# [Required work]
Reproduce all entries verbatim, with nothing added or dropped.

(Dataset entries)
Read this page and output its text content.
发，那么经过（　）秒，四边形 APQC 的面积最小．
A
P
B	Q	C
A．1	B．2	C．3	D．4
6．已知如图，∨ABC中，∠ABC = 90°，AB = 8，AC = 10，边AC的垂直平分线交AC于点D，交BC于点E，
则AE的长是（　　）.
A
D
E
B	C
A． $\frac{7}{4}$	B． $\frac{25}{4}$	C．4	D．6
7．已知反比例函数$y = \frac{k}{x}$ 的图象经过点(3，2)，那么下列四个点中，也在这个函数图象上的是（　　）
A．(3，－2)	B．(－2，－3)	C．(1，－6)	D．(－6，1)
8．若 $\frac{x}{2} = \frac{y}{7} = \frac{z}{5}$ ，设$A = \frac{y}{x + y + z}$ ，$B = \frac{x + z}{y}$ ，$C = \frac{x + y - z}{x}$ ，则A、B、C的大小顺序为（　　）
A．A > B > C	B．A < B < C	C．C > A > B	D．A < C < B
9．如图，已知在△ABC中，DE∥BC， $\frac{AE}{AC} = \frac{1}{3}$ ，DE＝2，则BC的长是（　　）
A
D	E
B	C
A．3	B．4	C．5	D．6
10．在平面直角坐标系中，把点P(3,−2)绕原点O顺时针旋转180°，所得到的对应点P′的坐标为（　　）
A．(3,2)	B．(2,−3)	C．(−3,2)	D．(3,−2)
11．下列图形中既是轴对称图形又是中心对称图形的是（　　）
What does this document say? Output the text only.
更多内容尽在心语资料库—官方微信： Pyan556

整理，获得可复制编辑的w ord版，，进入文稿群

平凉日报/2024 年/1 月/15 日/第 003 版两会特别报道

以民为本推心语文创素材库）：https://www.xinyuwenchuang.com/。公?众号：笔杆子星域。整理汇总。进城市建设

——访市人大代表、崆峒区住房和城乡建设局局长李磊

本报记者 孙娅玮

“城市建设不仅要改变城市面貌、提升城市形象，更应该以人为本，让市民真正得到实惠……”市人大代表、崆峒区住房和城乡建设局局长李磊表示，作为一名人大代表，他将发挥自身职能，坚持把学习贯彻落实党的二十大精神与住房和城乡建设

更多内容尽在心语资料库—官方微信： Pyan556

# [Exercise output]
Read this page and output its text content.
发，那么经过（　）秒，四边形 APQC 的面积最小．
A
P
B	Q	C
A．1	B．2	C．3	D．4
6．已知如图，∨ABC中，∠ABC = 90°，AB = 8，AC = 10，边AC的垂直平分线交AC于点D，交BC于点E，
则AE的长是（　　）.
A
D
E
B	C
A． $\frac{7}{4}$	B． $\frac{25}{4}$	C．4	D．6
7．已知反比例函数$y = \frac{k}{x}$ 的图象经过点(3，2)，那么下列四个点中，也在这个函数图象上的是（　　）
A．(3，－2)	B．(－2，－3)	C．(1，－6)	D．(－6，1)
8．若 $\frac{x}{2} = \frac{y}{7} = \frac{z}{5}$ ，设$A = \frac{y}{x + y + z}$ ，$B = \frac{x + z}{y}$ ，$C = \frac{x + y - z}{x}$ ，则A、B、C的大小顺序为（　　）
A．A > B > C	B．A < B < C	C．C > A > B	D．A < C < B
9．如图，已知在△ABC中，DE∥BC， $\frac{AE}{AC} = \frac{1}{3}$ ，DE＝2，则BC的长是（　　）
A
D	E
B	C
A．3	B．4	C．5	D．6
10．在平面直角坐标系中，把点P(3,−2)绕原点O顺时针旋转180°，所得到的对应点P′的坐标为（　　）
A．(3,2)	B．(2,−3)	C．(−3,2)	D．(3,−2)
11．下列图形中既是轴对称图形又是中心对称图形的是（　　）
What does this document say? Output the text only.
更多内容尽在心语资料库—官方微信： Pyan556

整理，获得可复制编辑的w ord版，，进入文稿群

平凉日报/2024 年/1 月/15 日/第 003 版两会特别报道

以民为本推心语文创素材库）：https://www.xinyuwenchuang.com/。公?众号：笔杆子星域。整理汇总。进城市建设

——访市人大代表、崆峒区住房和城乡建设局局长李磊

本报记者 孙娅玮

“城市建设不仅要改变城市面貌、提升城市形象，更应该以人为本，让市民真正得到实惠……”市人大代表、崆峒区住房和城乡建设局局长李磊表示，作为一名人大代表，他将发挥自身职能，坚持把学习贯彻落实党的二十大精神与住房和城乡建设

更多内容尽在心语资料库—官方微信： Pyan556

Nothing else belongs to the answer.